** Brief **
Copy every line that contains the string "после" from the entries below.
::::::
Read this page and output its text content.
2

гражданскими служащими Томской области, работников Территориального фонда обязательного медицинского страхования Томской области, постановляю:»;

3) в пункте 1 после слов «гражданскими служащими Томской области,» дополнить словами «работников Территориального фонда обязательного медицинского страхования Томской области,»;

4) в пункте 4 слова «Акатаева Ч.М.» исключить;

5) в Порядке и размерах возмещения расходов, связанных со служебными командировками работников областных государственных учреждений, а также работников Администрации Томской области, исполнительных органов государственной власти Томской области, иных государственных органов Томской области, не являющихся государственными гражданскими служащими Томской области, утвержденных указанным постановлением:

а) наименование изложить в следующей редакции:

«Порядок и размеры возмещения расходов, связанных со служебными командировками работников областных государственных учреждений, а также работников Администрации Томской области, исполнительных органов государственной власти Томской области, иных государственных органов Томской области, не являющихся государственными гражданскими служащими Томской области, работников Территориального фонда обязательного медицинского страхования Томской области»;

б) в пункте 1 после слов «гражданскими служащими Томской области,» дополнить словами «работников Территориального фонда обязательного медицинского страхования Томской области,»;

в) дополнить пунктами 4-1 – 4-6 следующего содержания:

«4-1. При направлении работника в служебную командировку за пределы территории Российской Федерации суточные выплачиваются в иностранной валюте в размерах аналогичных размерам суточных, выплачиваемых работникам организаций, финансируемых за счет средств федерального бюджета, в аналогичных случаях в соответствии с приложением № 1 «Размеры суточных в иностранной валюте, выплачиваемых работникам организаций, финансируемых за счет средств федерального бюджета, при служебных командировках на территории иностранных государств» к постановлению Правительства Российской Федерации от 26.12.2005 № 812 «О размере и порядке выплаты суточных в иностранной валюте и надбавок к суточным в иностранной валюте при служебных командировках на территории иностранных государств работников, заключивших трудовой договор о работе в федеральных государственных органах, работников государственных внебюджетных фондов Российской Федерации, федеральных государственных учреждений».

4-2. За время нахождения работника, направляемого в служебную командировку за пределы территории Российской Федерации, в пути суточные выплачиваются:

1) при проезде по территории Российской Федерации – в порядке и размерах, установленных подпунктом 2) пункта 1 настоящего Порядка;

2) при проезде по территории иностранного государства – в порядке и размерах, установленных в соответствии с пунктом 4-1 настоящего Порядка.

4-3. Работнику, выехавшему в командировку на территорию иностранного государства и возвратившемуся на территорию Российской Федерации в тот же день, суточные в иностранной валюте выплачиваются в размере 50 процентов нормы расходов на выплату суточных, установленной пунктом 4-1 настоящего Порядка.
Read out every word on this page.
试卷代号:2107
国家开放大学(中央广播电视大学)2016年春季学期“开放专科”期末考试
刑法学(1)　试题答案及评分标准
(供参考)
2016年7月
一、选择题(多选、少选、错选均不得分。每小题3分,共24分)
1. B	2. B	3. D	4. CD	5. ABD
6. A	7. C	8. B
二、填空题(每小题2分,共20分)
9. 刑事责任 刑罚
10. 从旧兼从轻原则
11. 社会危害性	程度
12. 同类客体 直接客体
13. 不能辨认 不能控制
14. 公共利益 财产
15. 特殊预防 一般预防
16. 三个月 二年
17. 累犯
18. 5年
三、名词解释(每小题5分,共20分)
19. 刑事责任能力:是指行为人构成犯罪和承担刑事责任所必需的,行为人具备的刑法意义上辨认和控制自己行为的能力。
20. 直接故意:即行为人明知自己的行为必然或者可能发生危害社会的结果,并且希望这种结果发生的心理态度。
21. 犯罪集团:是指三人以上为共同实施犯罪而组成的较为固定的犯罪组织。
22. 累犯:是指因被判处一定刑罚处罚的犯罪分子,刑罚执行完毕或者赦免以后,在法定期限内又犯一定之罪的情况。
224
::::::
** Answer to the exercise **
3) в пункте 1 после слов «гражданскими служащими Томской области,» дополнить словами «работников Территориального фонда обязательного медицинского страхования Томской области,»;
б) в пункте 1 после слов «гражданскими служащими Томской области,» дополнить словами «работников Территориального фонда обязательного медицинского страхования Томской области,»;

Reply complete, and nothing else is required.